■ Stored data
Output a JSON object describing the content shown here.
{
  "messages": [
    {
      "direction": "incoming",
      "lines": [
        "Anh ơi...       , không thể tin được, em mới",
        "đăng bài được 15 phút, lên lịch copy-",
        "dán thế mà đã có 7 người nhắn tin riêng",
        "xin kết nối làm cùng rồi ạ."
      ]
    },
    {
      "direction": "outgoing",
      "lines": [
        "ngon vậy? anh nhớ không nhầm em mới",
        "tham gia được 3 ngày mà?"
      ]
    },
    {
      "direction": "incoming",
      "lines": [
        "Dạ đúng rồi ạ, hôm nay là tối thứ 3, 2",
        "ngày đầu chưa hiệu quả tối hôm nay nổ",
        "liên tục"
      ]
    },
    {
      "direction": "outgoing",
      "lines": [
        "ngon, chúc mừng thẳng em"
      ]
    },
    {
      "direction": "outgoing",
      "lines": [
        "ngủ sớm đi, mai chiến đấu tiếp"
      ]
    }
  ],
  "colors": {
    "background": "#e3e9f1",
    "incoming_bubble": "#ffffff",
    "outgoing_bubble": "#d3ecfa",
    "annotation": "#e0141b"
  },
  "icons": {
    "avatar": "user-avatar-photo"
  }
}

---

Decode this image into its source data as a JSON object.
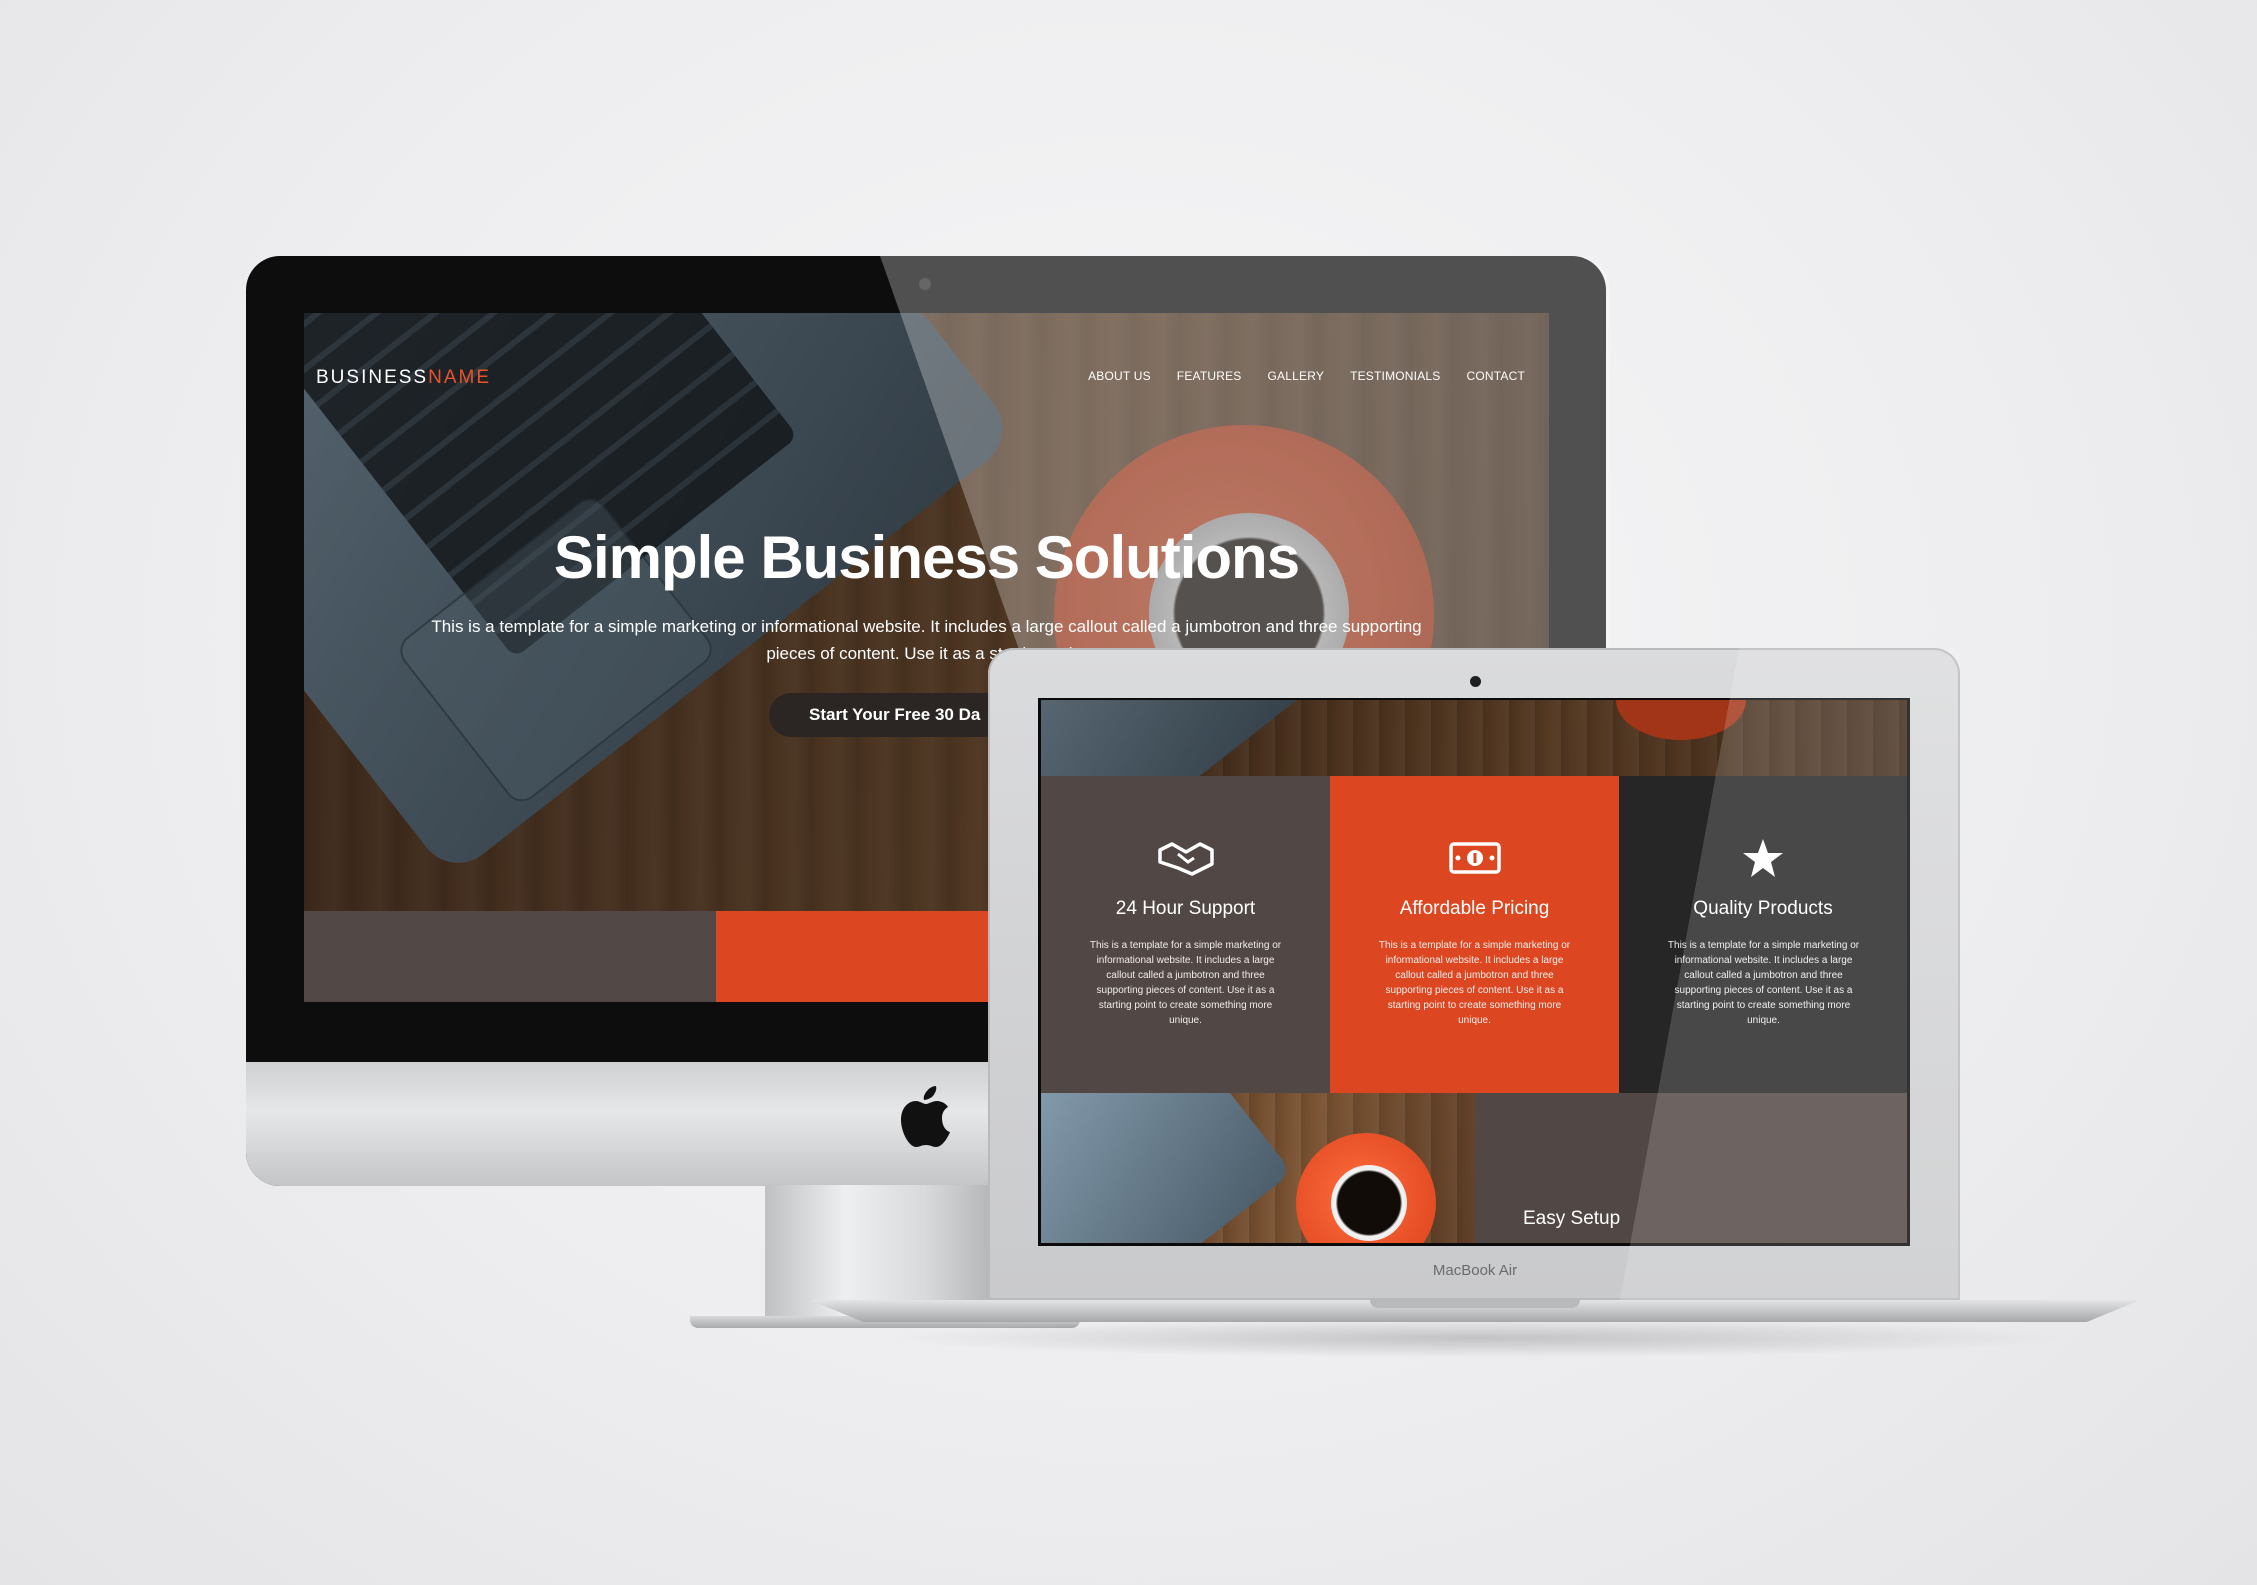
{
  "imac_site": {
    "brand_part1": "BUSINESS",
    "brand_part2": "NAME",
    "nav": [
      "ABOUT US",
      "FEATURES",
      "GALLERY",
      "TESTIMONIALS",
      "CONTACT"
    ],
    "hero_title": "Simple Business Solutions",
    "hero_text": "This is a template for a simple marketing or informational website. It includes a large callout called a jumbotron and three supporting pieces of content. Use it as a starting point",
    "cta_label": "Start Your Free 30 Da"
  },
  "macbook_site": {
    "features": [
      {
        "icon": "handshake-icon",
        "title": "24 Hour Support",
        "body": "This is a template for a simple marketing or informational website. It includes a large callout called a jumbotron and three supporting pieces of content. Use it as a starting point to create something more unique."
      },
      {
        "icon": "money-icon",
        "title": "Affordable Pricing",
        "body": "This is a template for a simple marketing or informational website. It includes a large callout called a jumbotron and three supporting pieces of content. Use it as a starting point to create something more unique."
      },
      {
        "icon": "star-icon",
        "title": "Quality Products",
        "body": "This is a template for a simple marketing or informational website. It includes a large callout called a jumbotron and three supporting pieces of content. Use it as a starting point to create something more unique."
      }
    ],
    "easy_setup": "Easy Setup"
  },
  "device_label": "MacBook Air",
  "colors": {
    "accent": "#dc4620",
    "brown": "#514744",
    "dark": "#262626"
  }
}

--

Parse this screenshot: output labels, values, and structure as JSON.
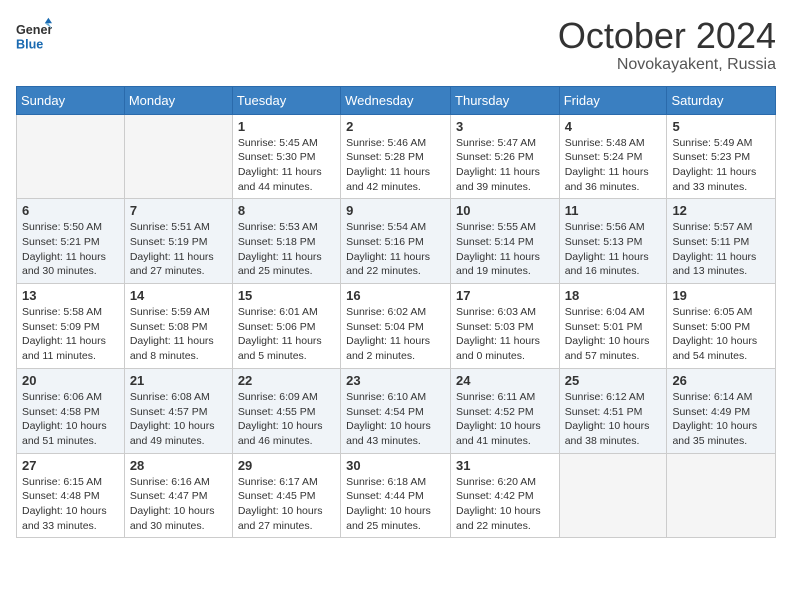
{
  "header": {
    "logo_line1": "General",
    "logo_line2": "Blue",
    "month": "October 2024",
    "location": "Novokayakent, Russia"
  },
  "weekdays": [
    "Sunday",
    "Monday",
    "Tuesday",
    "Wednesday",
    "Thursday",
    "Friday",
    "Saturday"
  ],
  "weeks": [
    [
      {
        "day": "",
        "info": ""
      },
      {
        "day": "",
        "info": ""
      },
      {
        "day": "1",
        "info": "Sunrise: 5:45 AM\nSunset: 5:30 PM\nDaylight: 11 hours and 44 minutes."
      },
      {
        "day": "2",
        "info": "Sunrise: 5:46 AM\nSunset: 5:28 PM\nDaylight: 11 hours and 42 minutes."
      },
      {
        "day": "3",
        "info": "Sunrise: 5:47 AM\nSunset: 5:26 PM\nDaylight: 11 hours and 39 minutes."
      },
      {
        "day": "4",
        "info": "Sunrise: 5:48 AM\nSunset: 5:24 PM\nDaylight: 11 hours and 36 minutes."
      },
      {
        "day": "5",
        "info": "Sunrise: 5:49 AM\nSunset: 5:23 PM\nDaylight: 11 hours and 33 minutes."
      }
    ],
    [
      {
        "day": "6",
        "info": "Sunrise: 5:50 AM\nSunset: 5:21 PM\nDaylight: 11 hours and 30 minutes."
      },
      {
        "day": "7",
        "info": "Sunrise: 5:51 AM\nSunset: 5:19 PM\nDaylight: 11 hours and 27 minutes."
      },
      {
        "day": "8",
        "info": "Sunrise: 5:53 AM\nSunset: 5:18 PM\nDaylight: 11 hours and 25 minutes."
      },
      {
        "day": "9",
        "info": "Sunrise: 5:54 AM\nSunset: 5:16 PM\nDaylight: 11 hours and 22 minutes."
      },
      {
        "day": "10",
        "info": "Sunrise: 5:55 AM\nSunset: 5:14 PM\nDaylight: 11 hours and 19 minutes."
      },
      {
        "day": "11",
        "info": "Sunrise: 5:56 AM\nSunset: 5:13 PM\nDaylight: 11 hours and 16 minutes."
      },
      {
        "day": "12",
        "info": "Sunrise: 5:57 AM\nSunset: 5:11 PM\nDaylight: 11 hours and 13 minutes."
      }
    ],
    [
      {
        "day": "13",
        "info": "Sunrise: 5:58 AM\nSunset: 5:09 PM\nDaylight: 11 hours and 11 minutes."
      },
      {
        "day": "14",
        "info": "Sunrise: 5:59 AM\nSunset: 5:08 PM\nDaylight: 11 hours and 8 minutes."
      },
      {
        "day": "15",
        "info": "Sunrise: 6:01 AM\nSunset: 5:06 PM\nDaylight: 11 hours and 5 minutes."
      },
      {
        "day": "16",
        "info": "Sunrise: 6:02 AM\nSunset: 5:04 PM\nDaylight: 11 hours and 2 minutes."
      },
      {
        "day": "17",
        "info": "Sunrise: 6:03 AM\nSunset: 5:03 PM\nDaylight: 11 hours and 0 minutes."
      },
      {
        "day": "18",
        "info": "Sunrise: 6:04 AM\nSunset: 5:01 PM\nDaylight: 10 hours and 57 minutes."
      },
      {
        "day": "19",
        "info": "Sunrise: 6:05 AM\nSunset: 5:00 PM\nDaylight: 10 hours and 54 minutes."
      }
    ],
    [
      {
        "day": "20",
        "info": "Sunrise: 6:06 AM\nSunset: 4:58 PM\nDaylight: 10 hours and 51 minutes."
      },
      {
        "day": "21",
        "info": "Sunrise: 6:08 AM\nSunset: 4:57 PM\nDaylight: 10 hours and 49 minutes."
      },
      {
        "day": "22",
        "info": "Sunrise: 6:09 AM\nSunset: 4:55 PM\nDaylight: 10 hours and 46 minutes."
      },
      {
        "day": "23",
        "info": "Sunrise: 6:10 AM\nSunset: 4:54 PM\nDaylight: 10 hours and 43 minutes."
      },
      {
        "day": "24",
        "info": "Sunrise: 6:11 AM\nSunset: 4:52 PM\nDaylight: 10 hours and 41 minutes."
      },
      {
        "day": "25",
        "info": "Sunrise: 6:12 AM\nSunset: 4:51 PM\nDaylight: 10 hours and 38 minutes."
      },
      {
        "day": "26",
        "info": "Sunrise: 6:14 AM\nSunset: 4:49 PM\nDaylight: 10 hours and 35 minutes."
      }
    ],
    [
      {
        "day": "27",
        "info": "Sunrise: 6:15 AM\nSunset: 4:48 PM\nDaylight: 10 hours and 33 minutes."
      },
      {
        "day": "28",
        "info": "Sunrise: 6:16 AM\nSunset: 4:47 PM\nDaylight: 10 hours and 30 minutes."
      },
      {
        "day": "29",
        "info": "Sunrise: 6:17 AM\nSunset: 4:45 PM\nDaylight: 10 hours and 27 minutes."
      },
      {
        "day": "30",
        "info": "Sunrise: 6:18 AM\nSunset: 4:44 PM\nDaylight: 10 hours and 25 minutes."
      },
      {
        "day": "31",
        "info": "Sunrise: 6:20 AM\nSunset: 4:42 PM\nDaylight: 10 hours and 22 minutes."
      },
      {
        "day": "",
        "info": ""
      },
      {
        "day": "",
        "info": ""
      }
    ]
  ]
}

■ Task statement
From the records given above, copy all lines containing "ngày".

■ Solution to the problem
        "tham gia được 3 ngày mà?"
        "ngày đầu chưa hiệu quả tối hôm nay nổ",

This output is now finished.